*THE EXERCISE*: Say how many lines contain "JSON", using only the number.

======== DATA FOR THE TASK ========

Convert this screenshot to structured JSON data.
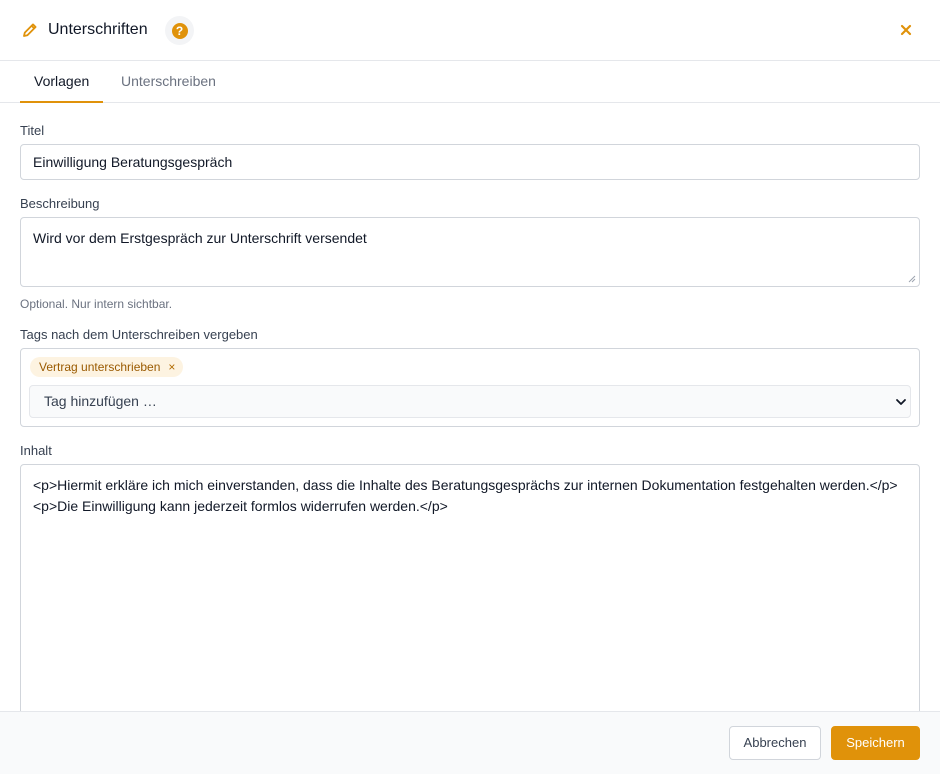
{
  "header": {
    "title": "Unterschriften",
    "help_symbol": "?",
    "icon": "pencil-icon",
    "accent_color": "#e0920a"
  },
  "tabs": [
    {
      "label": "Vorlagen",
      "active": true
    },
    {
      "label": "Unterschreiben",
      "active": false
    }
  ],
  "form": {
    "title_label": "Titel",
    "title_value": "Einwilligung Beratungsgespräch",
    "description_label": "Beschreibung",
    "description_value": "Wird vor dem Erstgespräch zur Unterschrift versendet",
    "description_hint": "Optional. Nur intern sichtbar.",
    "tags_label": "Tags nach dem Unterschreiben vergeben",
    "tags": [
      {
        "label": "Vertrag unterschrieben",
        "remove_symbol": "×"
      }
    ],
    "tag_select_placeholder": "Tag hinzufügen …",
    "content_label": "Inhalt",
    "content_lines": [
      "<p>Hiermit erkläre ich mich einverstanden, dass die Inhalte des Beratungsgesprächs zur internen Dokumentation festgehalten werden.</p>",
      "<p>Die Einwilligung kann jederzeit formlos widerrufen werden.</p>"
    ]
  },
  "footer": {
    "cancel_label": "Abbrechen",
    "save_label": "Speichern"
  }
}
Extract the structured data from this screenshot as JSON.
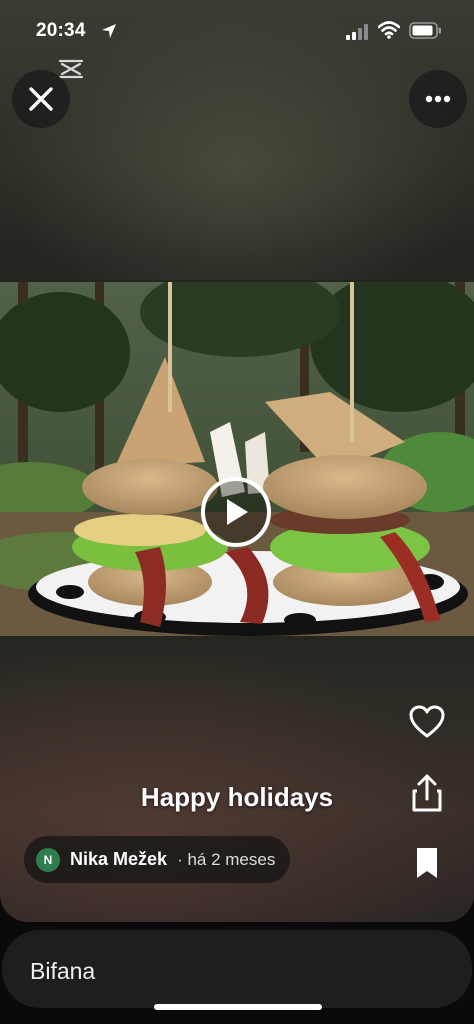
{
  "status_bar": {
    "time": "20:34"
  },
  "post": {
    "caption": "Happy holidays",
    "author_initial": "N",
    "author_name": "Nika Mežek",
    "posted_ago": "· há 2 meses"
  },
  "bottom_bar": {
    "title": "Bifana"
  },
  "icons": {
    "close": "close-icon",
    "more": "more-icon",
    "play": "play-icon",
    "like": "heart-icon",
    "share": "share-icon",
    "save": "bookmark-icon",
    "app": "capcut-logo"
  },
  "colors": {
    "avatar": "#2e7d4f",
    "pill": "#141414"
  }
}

========
======== DATA FOR THE TASK ========

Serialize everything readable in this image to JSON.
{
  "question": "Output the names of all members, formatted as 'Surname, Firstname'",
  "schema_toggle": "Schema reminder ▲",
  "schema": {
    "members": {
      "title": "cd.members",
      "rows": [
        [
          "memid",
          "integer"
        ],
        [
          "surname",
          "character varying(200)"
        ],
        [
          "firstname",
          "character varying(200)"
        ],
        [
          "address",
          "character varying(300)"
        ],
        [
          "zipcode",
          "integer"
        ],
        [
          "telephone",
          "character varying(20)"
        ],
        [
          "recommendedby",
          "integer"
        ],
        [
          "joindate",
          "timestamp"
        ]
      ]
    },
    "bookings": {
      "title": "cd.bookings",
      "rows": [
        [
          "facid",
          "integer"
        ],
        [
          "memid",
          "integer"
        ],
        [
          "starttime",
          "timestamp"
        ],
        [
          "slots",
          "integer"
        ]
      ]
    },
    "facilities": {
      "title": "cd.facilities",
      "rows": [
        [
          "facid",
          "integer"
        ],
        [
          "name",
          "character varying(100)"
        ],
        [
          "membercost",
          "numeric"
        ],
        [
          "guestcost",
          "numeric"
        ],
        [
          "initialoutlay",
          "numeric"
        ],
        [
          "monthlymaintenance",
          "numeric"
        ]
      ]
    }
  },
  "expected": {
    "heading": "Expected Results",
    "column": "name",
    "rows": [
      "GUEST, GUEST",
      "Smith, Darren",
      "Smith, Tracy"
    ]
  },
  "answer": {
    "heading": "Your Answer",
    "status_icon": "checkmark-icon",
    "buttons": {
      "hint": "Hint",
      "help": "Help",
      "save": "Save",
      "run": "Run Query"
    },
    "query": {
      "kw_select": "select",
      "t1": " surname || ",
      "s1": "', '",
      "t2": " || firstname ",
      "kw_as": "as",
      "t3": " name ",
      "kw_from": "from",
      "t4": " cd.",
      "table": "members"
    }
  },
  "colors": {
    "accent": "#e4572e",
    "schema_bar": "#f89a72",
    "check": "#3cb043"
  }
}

========
======== DATA FOR THE TASK ========

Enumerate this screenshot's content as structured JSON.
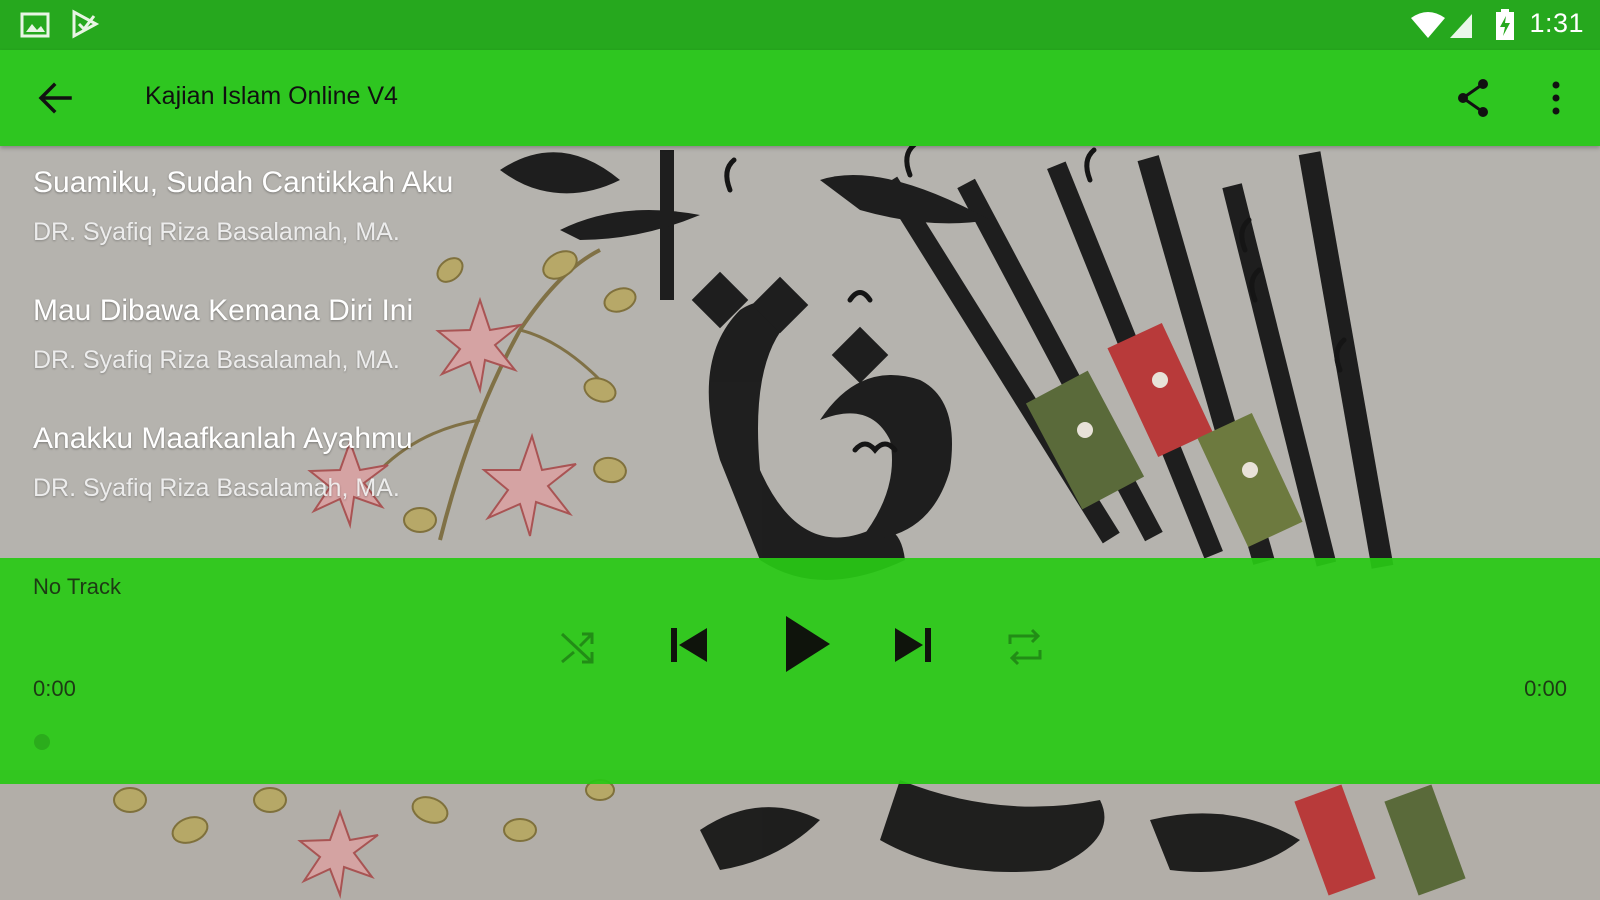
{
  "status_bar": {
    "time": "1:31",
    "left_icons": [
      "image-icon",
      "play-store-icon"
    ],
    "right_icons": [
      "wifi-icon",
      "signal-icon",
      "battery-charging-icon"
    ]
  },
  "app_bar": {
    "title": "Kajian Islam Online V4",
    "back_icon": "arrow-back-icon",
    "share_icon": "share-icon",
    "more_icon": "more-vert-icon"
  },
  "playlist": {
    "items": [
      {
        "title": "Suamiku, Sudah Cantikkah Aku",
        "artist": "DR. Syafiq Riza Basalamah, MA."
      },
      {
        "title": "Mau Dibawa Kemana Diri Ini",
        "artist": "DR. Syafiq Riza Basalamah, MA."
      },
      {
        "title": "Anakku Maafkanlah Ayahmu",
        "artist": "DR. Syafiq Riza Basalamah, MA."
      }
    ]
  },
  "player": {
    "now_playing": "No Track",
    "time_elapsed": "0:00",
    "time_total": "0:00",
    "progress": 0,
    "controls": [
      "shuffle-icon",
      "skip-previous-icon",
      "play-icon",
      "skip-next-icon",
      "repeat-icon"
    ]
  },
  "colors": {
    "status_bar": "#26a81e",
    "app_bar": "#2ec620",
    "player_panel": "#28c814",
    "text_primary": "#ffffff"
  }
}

========

*RESULT BELOW*: 4